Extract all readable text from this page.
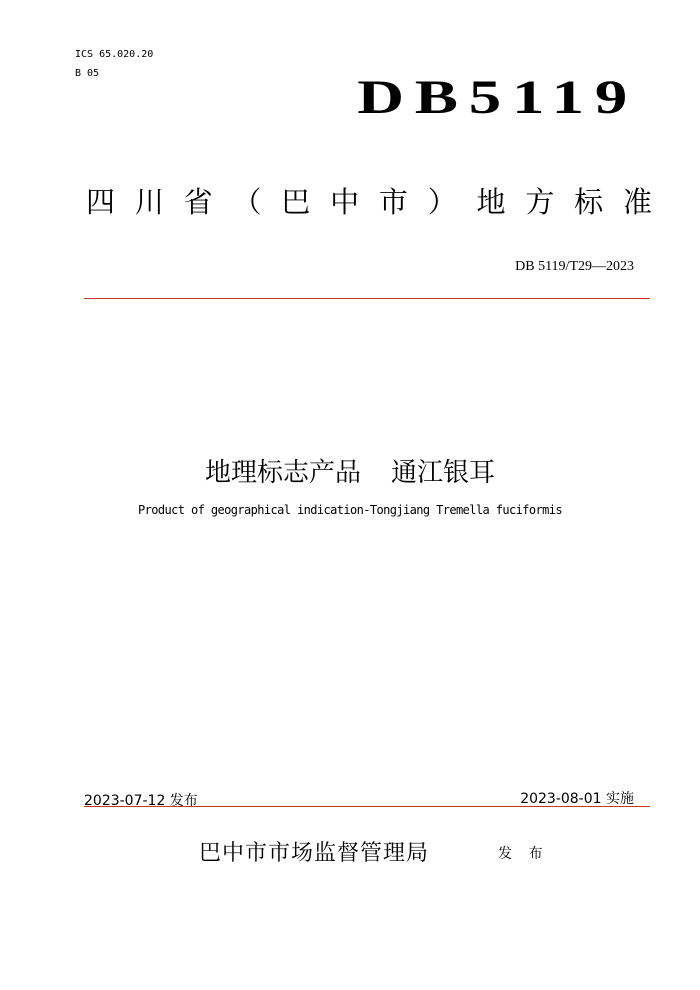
ICS 65.020.20
B 05	DB5119
四 川 省 （ 巴 中 市 ） 地 方 标 准
DB 5119/T29—2023
地理标志产品 通江银耳
Product of geographical indication-Tongjiang Tremella fuciformis
2023-07-12 发布	2023-08-01 实施
巴中市市场监督管理局	发 布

DESCRIPTION OF THE TASK: Exclude the pictures and transcribe all of the entries exactly.

TASK RESPONSE:
Extract all readable text from this page.
ICS 65.020.20
B 05	DB5119
四 川 省 （ 巴 中 市 ） 地 方 标 准
DB 5119/T29—2023
地理标志产品 通江银耳
Product of geographical indication-Tongjiang Tremella fuciformis
2023-07-12 发布	2023-08-01 实施
巴中市市场监督管理局	发 布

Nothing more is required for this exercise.